Extracted text:
==*==

C TUTORIAL CODE: LINKED LIST THROUGH C LANGUAGE

INTRODUCTION Linked list is a chain of structs or records called nodes. Each node has at least two members, one of which points to the next item or node in the list! These are defined as Single Linked Lists because they only point to the next item, and not the previous. Those that do point to both are called Doubly Linked Lists or Circular Linked Lists.

Linked lists are among the simplest and most common data structures, and are used to implement many important abstract datastructures, such as stacks, queues, hash tables, symbolic expressions, skip lists, and many more.

The principal benefit of a linked list over a conventional array is that the order of the linked items may be different from the order that the data items are stored in memory or on disk. For that reason, linked lists allow insertion and removal of nodes at any point in the list, with a constant number of operations.

Linked List Types: Node and Pointer

Before writing the code to build the above list, we need two data types...

• Node The type for the nodes which will make up the body of the list.

These are allocated in the heap. Each node contains a single client data

element and a pointer to the next node in the list. Type: struct node

struct node {

int data;

struct node* next;

};

• Node Pointer The type for pointers to nodes. This will be the type of the

head pointer and the .next fields inside each node. In C and C++, no

separate type declaration is required since the pointer type is just the node

type followed by a '*'. Type: struct node*

BuildOneTwoThree() Function

Here is simple function which uses pointer operations to build the list {1, 2, 3}. The

memory drawing above corresponds to the state of memory at the end of this function.

This function demonstrates how calls to malloc() and pointer assignments (=) work to

build a pointer structure in the heap.

Build the list {1, 2, 3} in the heap and store

its head pointer in a local stack variable.

Returns the head pointer to the caller.

struct node* BuildOneTwoThree() {

struct node* head = NULL;

struct node* second = NULL;

struct node* third = NULL;

head = malloc(sizeof(struct node)); // allocate 3 nodes in the heap

second = malloc(sizeof(struct node));

third = malloc(sizeof(struct node));

head->data = 1; // setup first node

head->next = second; // note: pointer assignment rule

second->data = 2; // setup second node

second->next = third;

third->data = 3; // setup third link

third->next = NULL;

// At this point, the linked list referenced by "head"

// matches the list in the drawing.

return head;

}

Basic concepts and nomenclature

Each record of a linked list is often called an element or node.

The field of each node that contains address of the next node is usually called the next link or next pointer. The remaining fields may be called the data, information, value, or payload fields.

==*==

Set of tasks:
**a)** According to the linked list tutorial, why are some lists called Single Linked Lists?
**b)** Write the next part of the linked list tutorial, starting after its final sentence.
The items after this tutorial come from a separate dataset and have no connection to it.

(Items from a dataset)
==*==

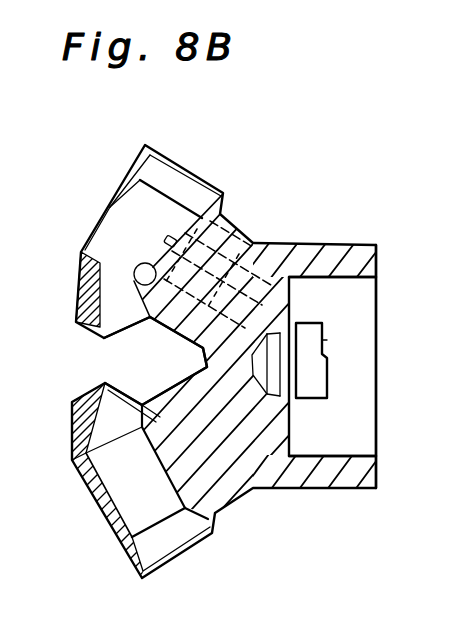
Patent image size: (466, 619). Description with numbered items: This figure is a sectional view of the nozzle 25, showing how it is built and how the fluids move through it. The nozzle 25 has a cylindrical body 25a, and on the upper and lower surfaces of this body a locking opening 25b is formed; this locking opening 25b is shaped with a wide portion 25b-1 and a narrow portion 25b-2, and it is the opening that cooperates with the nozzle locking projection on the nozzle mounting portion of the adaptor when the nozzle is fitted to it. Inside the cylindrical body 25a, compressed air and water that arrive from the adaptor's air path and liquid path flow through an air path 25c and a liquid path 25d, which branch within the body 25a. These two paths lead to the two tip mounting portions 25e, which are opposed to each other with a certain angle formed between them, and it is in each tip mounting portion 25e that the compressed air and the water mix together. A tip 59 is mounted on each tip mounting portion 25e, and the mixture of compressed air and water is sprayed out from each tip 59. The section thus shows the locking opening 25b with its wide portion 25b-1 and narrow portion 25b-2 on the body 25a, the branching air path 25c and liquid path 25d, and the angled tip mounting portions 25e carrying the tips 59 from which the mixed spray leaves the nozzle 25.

The nozzle 25 is at (338, 229).
The cylindrical body 25a is at (336, 483).
The locking opening 25b is at (329, 343).
The wide portion 25b-1 is at (310, 380).
The narrow portion 25b-2 is at (326, 342).
The air path 25c is at (251, 247).
The liquid path 25d is at (172, 330).
The tip mounting portion 25e is at (140, 218).
The tip 59 is at (88, 267).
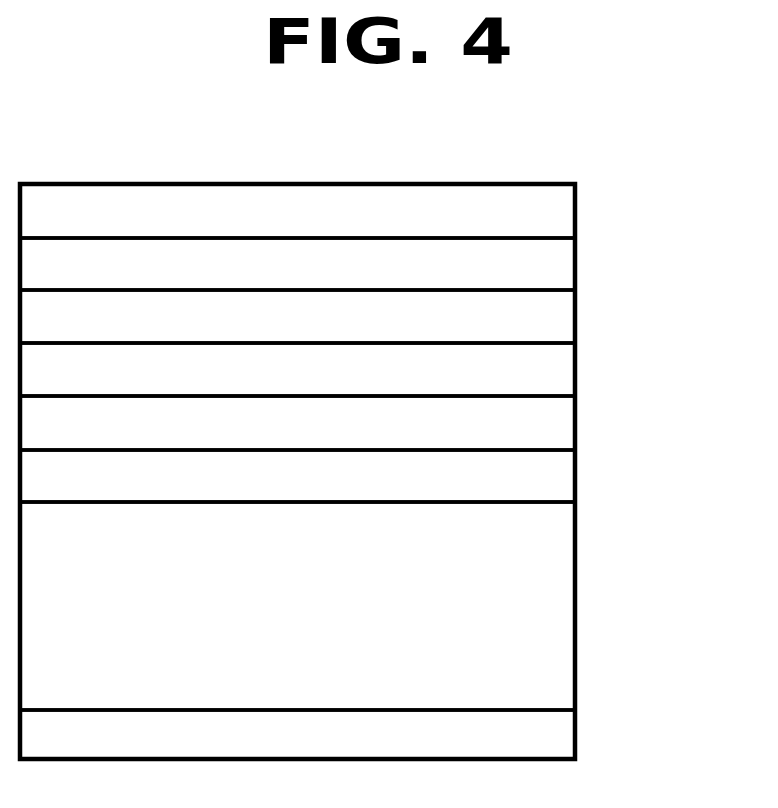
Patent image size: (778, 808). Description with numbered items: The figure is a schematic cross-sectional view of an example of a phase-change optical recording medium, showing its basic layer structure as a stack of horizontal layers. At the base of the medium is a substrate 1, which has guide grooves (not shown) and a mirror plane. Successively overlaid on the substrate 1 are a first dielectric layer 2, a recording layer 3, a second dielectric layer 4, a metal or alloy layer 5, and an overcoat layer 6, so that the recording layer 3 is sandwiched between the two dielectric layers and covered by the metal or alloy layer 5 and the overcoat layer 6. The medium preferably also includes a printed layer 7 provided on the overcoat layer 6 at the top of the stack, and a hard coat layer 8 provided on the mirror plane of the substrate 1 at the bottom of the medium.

The substrate 1 is at (543, 637).
The first dielectric layer 2 is at (575, 478).
The recording layer 3 is at (575, 428).
The second dielectric layer 4 is at (572, 377).
The metal or alloy layer 5 is at (568, 320).
The overcoat layer 6 is at (567, 266).
The printed layer 7 is at (570, 212).
The hard coat layer 8 is at (577, 743).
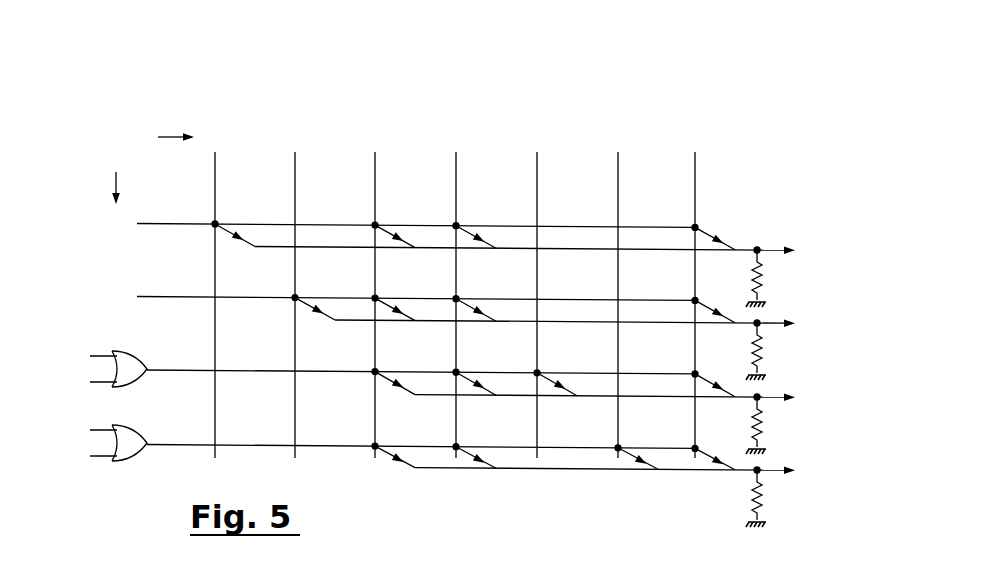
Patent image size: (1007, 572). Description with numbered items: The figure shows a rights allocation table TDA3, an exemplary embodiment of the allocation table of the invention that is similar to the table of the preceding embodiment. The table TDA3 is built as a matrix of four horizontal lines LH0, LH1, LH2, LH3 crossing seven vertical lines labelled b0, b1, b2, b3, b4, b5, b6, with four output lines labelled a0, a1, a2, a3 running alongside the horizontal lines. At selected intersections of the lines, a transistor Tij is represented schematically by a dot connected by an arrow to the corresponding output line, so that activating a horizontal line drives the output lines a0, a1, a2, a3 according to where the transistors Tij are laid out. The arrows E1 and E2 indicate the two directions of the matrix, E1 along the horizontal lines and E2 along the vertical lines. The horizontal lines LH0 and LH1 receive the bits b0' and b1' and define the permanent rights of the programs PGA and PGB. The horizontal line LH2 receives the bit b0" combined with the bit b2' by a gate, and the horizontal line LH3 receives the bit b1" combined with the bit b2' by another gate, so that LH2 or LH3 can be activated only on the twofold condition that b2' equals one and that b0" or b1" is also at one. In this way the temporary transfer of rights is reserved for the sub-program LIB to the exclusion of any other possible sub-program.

The rights allocation table TDA3 is at (669, 84).
The horizontal line LH0 is at (156, 223).
The horizontal line LH1 is at (156, 297).
The horizontal line LH2 is at (163, 370).
The horizontal line LH3 is at (163, 444).
The transistor Tij is at (379, 298).
The row input direction E1 is at (115, 174).
The column input direction E2 is at (160, 135).
The column line b0 is at (216, 265).
The column line b1 is at (296, 265).
The column line b2 is at (374, 265).
The column line b3 is at (459, 279).
The column line b4 is at (539, 279).
The column line b5 is at (619, 279).
The column line b6 is at (697, 279).
The output line a0 is at (538, 272).
The output line a1 is at (578, 345).
The output line a2 is at (618, 419).
The output line a3 is at (618, 492).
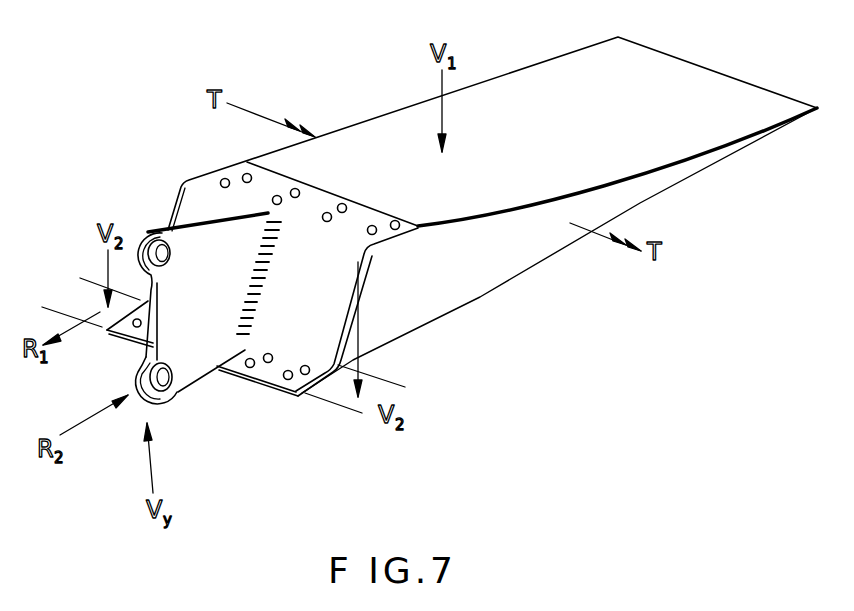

==*==

Outputs for the tasks:
**a)** They are called Single Linked Lists because their nodes point only to the next item, not to the previous one.

**b)**
The head of a list is its first node, and the tail is the list minus that node (or a pointer thereto). In Lisp and some derived languages, the tail may be called the CDR (pronounced could-R) of the list, while the payload of the head node may be called the

Linear and circular lists

In the last node of a list, the link field often contains a null reference, a special value that is interpreted by programs as meaning "there is no such node". A less common convention is to make it point to the first node of the list; in that case the list is said to be circular or circularly linked; otherwise it is said to be open or linear.

Simply-, doubly-, and multiply-linked lists

In a doubly-linked list, each node contains, besides the next-node link, a second link field pointing to the previous node in the sequence. The two links may be called forward(s) and backwards. Linked lists that lack such pointers are said to be simply linked, or simple linked lists.

A doubly-linked list whose nodes contain three fields: an integer value, the link forward to the next node, and the link backward to the previous node

The technique known as XOR-linking allows a doubly-linked list to be implemented using a single link field in each node. However, this technique requires the ability to do bit operations on addresses, and therefore may not be available in some high-level languages.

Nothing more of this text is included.